**What you should do**
Write out each line beneath this one exactly as it reads.

## START Source material

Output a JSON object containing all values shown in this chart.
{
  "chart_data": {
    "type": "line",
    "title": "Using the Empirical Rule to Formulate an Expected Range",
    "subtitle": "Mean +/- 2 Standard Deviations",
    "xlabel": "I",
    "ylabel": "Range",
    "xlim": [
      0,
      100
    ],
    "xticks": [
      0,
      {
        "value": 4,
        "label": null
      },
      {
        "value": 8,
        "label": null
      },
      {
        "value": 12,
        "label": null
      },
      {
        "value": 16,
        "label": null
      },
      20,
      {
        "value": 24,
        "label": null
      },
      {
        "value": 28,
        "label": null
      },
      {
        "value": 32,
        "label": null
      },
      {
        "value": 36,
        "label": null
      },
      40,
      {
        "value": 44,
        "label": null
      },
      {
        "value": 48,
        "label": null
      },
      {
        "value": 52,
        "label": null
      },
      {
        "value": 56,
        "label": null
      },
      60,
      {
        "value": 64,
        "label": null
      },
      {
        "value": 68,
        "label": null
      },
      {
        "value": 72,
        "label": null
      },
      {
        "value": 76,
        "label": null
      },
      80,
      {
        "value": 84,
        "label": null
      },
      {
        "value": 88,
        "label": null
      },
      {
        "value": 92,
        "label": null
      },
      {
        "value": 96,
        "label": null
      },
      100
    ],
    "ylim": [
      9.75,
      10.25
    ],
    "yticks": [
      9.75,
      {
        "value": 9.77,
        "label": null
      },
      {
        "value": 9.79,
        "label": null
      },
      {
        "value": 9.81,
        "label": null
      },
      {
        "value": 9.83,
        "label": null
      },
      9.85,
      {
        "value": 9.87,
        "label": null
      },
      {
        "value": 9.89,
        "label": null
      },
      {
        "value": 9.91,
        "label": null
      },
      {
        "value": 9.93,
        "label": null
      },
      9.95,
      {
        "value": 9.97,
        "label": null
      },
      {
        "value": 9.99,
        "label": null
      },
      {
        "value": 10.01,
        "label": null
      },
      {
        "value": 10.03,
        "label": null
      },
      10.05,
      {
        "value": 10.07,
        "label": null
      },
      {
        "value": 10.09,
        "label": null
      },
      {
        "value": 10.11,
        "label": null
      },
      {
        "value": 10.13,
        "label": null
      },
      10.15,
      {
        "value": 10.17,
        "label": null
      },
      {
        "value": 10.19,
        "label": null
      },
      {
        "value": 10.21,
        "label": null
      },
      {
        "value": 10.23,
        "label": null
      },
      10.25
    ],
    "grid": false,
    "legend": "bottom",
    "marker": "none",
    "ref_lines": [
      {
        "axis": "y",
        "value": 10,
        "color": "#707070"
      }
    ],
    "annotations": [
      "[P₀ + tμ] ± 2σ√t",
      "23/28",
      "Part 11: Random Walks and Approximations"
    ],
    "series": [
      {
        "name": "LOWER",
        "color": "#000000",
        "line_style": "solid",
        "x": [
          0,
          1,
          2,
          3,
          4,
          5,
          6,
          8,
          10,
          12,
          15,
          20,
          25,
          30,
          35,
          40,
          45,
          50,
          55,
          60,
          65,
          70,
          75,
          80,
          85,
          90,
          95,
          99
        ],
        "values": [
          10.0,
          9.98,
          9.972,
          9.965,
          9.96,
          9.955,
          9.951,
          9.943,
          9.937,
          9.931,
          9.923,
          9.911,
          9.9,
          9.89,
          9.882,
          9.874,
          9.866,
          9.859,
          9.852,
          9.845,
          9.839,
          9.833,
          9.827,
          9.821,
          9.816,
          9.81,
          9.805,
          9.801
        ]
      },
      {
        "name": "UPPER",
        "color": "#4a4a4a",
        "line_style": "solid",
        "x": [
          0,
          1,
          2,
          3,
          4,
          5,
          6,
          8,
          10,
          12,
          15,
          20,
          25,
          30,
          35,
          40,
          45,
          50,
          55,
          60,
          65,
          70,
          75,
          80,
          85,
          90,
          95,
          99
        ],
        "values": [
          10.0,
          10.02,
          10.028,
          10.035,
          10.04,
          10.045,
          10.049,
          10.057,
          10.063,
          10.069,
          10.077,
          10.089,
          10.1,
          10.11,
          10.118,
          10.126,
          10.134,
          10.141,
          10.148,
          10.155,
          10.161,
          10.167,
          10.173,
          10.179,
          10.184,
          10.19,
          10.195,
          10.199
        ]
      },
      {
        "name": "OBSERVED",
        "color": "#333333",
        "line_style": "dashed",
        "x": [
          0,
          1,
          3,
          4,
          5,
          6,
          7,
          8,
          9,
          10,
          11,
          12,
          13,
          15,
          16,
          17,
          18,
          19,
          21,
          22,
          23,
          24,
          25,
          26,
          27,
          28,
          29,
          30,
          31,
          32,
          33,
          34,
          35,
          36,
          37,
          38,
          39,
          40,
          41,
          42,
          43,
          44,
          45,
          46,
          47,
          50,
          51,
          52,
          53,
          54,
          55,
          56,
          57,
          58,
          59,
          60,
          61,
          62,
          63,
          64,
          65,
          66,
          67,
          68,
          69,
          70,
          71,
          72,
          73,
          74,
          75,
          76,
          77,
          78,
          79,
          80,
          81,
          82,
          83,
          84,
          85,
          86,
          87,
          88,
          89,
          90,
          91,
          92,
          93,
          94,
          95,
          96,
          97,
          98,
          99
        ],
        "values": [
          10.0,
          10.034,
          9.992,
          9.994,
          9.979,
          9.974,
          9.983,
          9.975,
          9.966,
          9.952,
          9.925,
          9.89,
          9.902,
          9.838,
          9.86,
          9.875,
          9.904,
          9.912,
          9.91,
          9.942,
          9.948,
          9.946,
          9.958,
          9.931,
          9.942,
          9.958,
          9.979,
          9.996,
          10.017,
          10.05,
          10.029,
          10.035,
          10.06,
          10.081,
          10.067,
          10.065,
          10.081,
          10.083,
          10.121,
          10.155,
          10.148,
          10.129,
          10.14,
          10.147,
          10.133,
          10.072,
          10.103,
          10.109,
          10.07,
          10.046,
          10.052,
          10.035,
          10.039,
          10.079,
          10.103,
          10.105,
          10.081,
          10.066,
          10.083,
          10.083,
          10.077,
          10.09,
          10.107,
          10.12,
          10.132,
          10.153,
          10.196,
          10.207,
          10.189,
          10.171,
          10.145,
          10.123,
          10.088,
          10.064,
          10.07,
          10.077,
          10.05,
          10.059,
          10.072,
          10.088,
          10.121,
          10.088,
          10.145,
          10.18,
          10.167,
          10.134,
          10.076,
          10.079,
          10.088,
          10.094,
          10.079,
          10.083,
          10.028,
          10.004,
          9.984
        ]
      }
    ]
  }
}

## END Source material

**Task response**
Output a JSON object containing all values shown in this chart.
{
  "chart_data": {
    "type": "line",
    "title": "Using the Empirical Rule to Formulate an Expected Range",
    "subtitle": "Mean +/- 2 Standard Deviations",
    "xlabel": "I",
    "ylabel": "Range",
    "xlim": [
      0,
      100
    ],
    "xticks": [
      0,
      {
        "value": 4,
        "label": null
      },
      {
        "value": 8,
        "label": null
      },
      {
        "value": 12,
        "label": null
      },
      {
        "value": 16,
        "label": null
      },
      20,
      {
        "value": 24,
        "label": null
      },
      {
        "value": 28,
        "label": null
      },
      {
        "value": 32,
        "label": null
      },
      {
        "value": 36,
        "label": null
      },
      40,
      {
        "value": 44,
        "label": null
      },
      {
        "value": 48,
        "label": null
      },
      {
        "value": 52,
        "label": null
      },
      {
        "value": 56,
        "label": null
      },
      60,
      {
        "value": 64,
        "label": null
      },
      {
        "value": 68,
        "label": null
      },
      {
        "value": 72,
        "label": null
      },
      {
        "value": 76,
        "label": null
      },
      80,
      {
        "value": 84,
        "label": null
      },
      {
        "value": 88,
        "label": null
      },
      {
        "value": 92,
        "label": null
      },
      {
        "value": 96,
        "label": null
      },
      100
    ],
    "ylim": [
      9.75,
      10.25
    ],
    "yticks": [
      9.75,
      {
        "value": 9.77,
        "label": null
      },
      {
        "value": 9.79,
        "label": null
      },
      {
        "value": 9.81,
        "label": null
      },
      {
        "value": 9.83,
        "label": null
      },
      9.85,
      {
        "value": 9.87,
        "label": null
      },
      {
        "value": 9.89,
        "label": null
      },
      {
        "value": 9.91,
        "label": null
      },
      {
        "value": 9.93,
        "label": null
      },
      9.95,
      {
        "value": 9.97,
        "label": null
      },
      {
        "value": 9.99,
        "label": null
      },
      {
        "value": 10.01,
        "label": null
      },
      {
        "value": 10.03,
        "label": null
      },
      10.05,
      {
        "value": 10.07,
        "label": null
      },
      {
        "value": 10.09,
        "label": null
      },
      {
        "value": 10.11,
        "label": null
      },
      {
        "value": 10.13,
        "label": null
      },
      10.15,
      {
        "value": 10.17,
        "label": null
      },
      {
        "value": 10.19,
        "label": null
      },
      {
        "value": 10.21,
        "label": null
      },
      {
        "value": 10.23,
        "label": null
      },
      10.25
    ],
    "grid": false,
    "legend": "bottom",
    "marker": "none",
    "ref_lines": [
      {
        "axis": "y",
        "value": 10,
        "color": "#707070"
      }
    ],
    "annotations": [
      "[P₀ + tμ] ± 2σ√t",
      "23/28",
      "Part 11: Random Walks and Approximations"
    ],
    "series": [
      {
        "name": "LOWER",
        "color": "#000000",
        "line_style": "solid",
        "x": [
          0,
          1,
          2,
          3,
          4,
          5,
          6,
          8,
          10,
          12,
          15,
          20,
          25,
          30,
          35,
          40,
          45,
          50,
          55,
          60,
          65,
          70,
          75,
          80,
          85,
          90,
          95,
          99
        ],
        "values": [
          10.0,
          9.98,
          9.972,
          9.965,
          9.96,
          9.955,
          9.951,
          9.943,
          9.937,
          9.931,
          9.923,
          9.911,
          9.9,
          9.89,
          9.882,
          9.874,
          9.866,
          9.859,
          9.852,
          9.845,
          9.839,
          9.833,
          9.827,
          9.821,
          9.816,
          9.81,
          9.805,
          9.801
        ]
      },
      {
        "name": "UPPER",
        "color": "#4a4a4a",
        "line_style": "solid",
        "x": [
          0,
          1,
          2,
          3,
          4,
          5,
          6,
          8,
          10,
          12,
          15,
          20,
          25,
          30,
          35,
          40,
          45,
          50,
          55,
          60,
          65,
          70,
          75,
          80,
          85,
          90,
          95,
          99
        ],
        "values": [
          10.0,
          10.02,
          10.028,
          10.035,
          10.04,
          10.045,
          10.049,
          10.057,
          10.063,
          10.069,
          10.077,
          10.089,
          10.1,
          10.11,
          10.118,
          10.126,
          10.134,
          10.141,
          10.148,
          10.155,
          10.161,
          10.167,
          10.173,
          10.179,
          10.184,
          10.19,
          10.195,
          10.199
        ]
      },
      {
        "name": "OBSERVED",
        "color": "#333333",
        "line_style": "dashed",
        "x": [
          0,
          1,
          3,
          4,
          5,
          6,
          7,
          8,
          9,
          10,
          11,
          12,
          13,
          15,
          16,
          17,
          18,
          19,
          21,
          22,
          23,
          24,
          25,
          26,
          27,
          28,
          29,
          30,
          31,
          32,
          33,
          34,
          35,
          36,
          37,
          38,
          39,
          40,
          41,
          42,
          43,
          44,
          45,
          46,
          47,
          50,
          51,
          52,
          53,
          54,
          55,
          56,
          57,
          58,
          59,
          60,
          61,
          62,
          63,
          64,
          65,
          66,
          67,
          68,
          69,
          70,
          71,
          72,
          73,
          74,
          75,
          76,
          77,
          78,
          79,
          80,
          81,
          82,
          83,
          84,
          85,
          86,
          87,
          88,
          89,
          90,
          91,
          92,
          93,
          94,
          95,
          96,
          97,
          98,
          99
        ],
        "values": [
          10.0,
          10.034,
          9.992,
          9.994,
          9.979,
          9.974,
          9.983,
          9.975,
          9.966,
          9.952,
          9.925,
          9.89,
          9.902,
          9.838,
          9.86,
          9.875,
          9.904,
          9.912,
          9.91,
          9.942,
          9.948,
          9.946,
          9.958,
          9.931,
          9.942,
          9.958,
          9.979,
          9.996,
          10.017,
          10.05,
          10.029,
          10.035,
          10.06,
          10.081,
          10.067,
          10.065,
          10.081,
          10.083,
          10.121,
          10.155,
          10.148,
          10.129,
          10.14,
          10.147,
          10.133,
          10.072,
          10.103,
          10.109,
          10.07,
          10.046,
          10.052,
          10.035,
          10.039,
          10.079,
          10.103,
          10.105,
          10.081,
          10.066,
          10.083,
          10.083,
          10.077,
          10.09,
          10.107,
          10.12,
          10.132,
          10.153,
          10.196,
          10.207,
          10.189,
          10.171,
          10.145,
          10.123,
          10.088,
          10.064,
          10.07,
          10.077,
          10.05,
          10.059,
          10.072,
          10.088,
          10.121,
          10.088,
          10.145,
          10.18,
          10.167,
          10.134,
          10.076,
          10.079,
          10.088,
          10.094,
          10.079,
          10.083,
          10.028,
          10.004,
          9.984
        ]
      }
    ]
  }
}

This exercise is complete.